_Problem details_
Using the records below, please work out how many lines contain "flush"; answer with the number alone.

_Raw records_
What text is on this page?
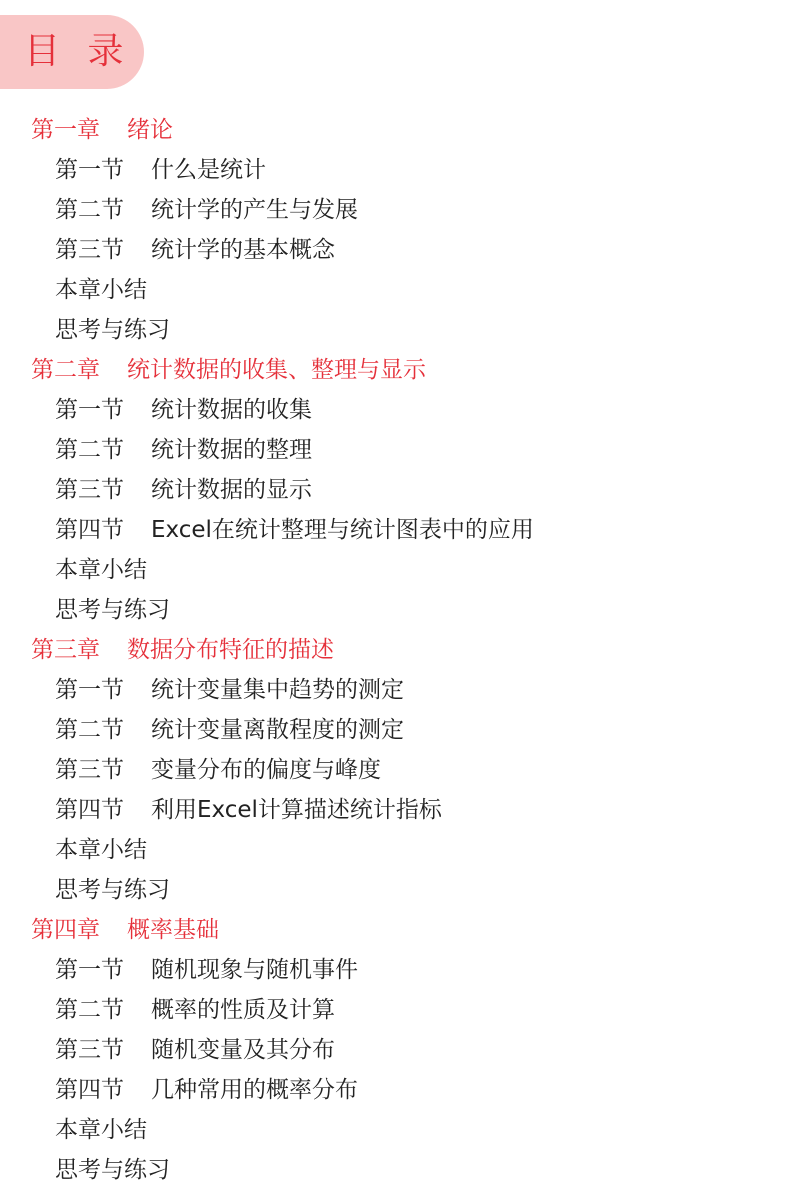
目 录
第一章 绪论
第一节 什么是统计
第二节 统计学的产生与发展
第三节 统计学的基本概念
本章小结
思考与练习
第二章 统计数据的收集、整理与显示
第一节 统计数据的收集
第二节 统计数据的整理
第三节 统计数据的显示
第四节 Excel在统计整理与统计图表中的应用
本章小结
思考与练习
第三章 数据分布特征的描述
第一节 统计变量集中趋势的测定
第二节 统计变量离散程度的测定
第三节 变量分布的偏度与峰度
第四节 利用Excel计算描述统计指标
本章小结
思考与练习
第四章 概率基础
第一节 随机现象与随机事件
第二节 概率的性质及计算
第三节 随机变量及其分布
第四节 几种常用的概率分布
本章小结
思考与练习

---

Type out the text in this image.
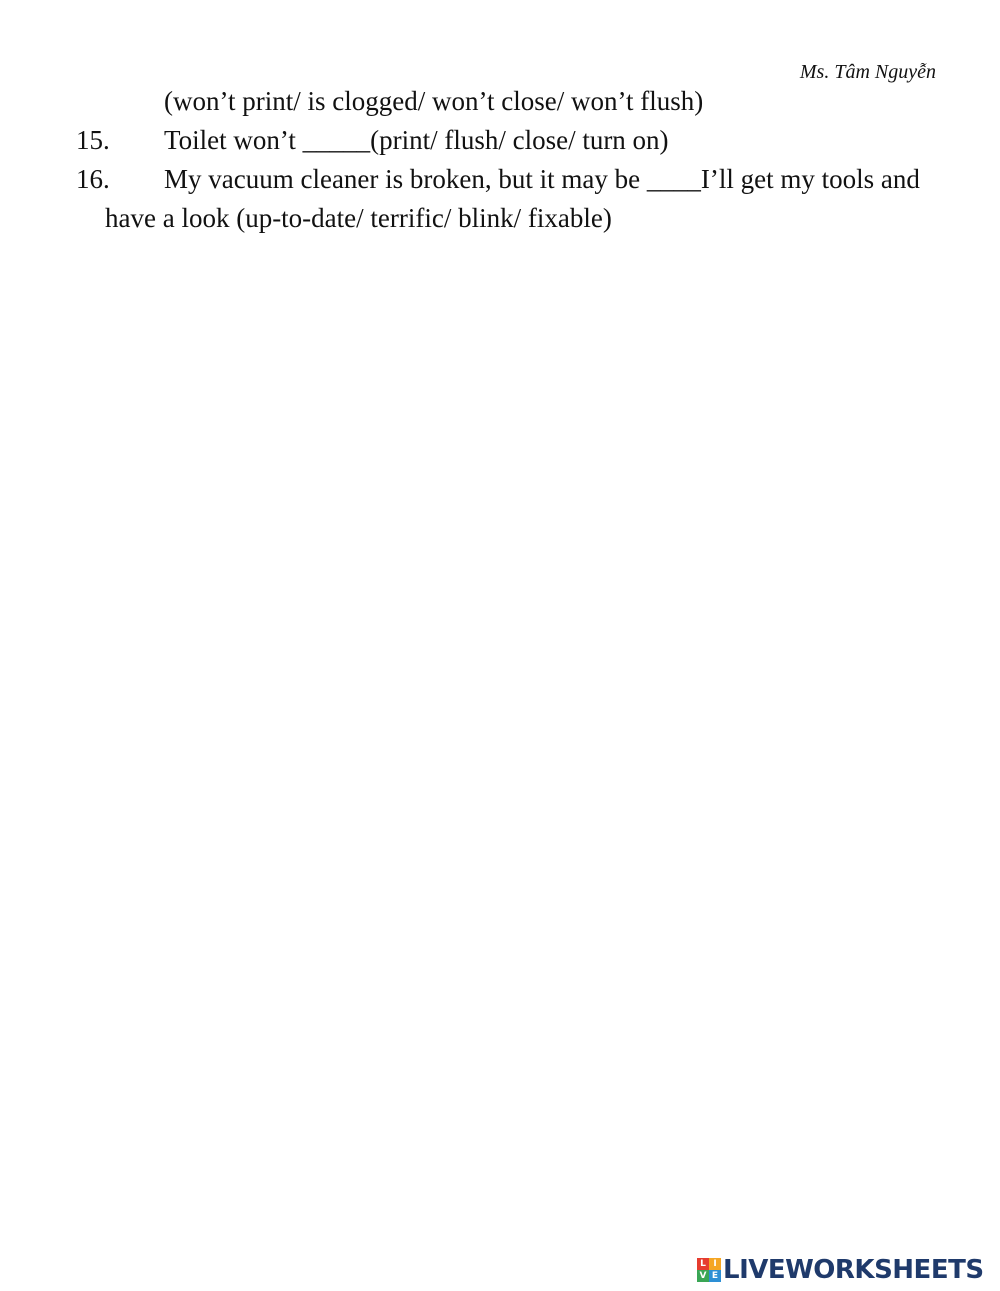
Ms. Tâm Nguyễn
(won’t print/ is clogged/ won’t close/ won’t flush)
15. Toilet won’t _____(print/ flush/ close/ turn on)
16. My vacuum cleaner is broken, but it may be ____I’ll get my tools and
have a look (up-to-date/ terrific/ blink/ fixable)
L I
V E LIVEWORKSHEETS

_The result_
2